● Exercise directions
Within the records that follow, find every line containing the string "Nitrogen". Copy those lines.

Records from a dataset
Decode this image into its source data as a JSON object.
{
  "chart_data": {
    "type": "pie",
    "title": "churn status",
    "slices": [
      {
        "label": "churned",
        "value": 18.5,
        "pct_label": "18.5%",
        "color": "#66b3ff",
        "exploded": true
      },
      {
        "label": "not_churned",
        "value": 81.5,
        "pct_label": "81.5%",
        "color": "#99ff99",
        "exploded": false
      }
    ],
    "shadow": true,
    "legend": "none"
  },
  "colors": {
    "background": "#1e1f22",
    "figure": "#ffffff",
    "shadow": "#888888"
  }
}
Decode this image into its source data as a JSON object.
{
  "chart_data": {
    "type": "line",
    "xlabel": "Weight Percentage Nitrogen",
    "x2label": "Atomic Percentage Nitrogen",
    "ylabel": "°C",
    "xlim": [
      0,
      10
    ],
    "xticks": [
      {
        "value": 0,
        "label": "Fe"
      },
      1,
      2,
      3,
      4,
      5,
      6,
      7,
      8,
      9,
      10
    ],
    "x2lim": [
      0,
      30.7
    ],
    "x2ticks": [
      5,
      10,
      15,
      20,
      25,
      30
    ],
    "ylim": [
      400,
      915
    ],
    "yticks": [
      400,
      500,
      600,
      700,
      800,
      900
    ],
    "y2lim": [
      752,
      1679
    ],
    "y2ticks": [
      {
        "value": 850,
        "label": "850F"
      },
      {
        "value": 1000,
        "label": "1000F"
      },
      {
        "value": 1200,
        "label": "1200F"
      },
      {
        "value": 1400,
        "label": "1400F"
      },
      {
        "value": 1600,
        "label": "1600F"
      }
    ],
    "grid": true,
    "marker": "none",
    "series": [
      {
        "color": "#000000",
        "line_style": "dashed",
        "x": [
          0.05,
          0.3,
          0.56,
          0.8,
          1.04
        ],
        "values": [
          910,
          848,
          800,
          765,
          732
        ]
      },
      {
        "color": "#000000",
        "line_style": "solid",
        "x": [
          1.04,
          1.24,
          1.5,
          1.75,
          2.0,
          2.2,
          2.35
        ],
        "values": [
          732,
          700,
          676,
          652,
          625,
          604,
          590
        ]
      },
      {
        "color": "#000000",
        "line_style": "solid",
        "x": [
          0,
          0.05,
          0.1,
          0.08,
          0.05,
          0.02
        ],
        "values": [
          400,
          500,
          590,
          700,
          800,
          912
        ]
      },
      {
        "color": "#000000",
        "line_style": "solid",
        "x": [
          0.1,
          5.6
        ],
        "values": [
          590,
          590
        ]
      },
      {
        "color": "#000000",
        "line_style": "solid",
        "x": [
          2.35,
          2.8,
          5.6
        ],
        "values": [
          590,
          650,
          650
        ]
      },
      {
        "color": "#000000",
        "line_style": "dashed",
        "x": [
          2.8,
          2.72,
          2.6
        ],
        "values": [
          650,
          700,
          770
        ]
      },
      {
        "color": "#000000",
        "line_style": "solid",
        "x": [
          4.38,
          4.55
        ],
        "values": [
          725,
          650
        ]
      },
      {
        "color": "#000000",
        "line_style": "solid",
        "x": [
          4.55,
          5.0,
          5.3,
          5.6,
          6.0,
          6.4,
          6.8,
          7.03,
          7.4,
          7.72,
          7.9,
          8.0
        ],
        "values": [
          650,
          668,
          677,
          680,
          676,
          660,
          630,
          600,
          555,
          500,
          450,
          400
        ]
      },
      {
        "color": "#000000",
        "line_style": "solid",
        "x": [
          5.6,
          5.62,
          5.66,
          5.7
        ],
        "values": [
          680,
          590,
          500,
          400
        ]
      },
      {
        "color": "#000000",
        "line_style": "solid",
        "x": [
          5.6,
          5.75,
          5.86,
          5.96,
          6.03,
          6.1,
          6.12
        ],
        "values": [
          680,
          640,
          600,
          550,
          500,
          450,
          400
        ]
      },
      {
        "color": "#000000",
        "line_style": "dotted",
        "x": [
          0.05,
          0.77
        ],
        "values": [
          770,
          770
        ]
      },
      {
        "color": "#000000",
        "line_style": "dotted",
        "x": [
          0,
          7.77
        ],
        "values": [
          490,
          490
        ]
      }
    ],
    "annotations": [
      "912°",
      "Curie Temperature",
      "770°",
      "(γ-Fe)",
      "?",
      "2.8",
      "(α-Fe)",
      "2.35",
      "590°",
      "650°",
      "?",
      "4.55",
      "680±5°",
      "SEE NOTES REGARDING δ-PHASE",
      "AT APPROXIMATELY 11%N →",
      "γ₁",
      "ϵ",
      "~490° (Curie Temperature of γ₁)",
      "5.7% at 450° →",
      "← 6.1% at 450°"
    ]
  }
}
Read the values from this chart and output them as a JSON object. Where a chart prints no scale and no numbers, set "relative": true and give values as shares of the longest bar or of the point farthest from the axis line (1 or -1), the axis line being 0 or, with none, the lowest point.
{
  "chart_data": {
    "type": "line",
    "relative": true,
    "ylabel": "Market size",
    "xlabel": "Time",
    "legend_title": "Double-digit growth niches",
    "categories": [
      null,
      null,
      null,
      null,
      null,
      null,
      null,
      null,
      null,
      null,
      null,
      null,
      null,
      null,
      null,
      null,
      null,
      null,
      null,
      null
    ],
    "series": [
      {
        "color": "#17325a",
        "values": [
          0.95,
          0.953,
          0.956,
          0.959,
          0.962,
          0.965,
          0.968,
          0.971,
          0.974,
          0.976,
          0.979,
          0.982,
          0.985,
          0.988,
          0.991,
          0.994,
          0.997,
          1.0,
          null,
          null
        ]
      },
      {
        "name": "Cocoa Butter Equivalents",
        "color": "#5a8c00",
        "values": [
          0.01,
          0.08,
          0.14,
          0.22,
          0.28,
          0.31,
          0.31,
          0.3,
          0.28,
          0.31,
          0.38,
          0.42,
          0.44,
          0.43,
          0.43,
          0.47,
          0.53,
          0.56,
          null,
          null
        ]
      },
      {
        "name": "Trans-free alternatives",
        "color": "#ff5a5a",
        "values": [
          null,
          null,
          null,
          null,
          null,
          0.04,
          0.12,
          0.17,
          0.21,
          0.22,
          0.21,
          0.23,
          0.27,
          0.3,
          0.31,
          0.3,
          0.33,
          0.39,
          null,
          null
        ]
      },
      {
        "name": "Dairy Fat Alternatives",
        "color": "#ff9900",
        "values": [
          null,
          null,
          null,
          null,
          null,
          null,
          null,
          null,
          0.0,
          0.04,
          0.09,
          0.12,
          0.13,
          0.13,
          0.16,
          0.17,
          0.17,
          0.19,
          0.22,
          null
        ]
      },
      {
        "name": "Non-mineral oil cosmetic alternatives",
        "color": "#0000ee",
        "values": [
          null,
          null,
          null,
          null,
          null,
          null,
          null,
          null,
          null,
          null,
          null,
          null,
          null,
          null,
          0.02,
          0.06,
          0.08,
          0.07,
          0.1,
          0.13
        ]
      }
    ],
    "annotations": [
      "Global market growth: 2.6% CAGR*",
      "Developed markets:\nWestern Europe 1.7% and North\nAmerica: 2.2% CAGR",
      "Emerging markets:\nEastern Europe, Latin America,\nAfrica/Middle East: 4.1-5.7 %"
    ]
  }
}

● Final result
    "xlabel": "Weight Percentage Nitrogen",
    "x2label": "Atomic Percentage Nitrogen",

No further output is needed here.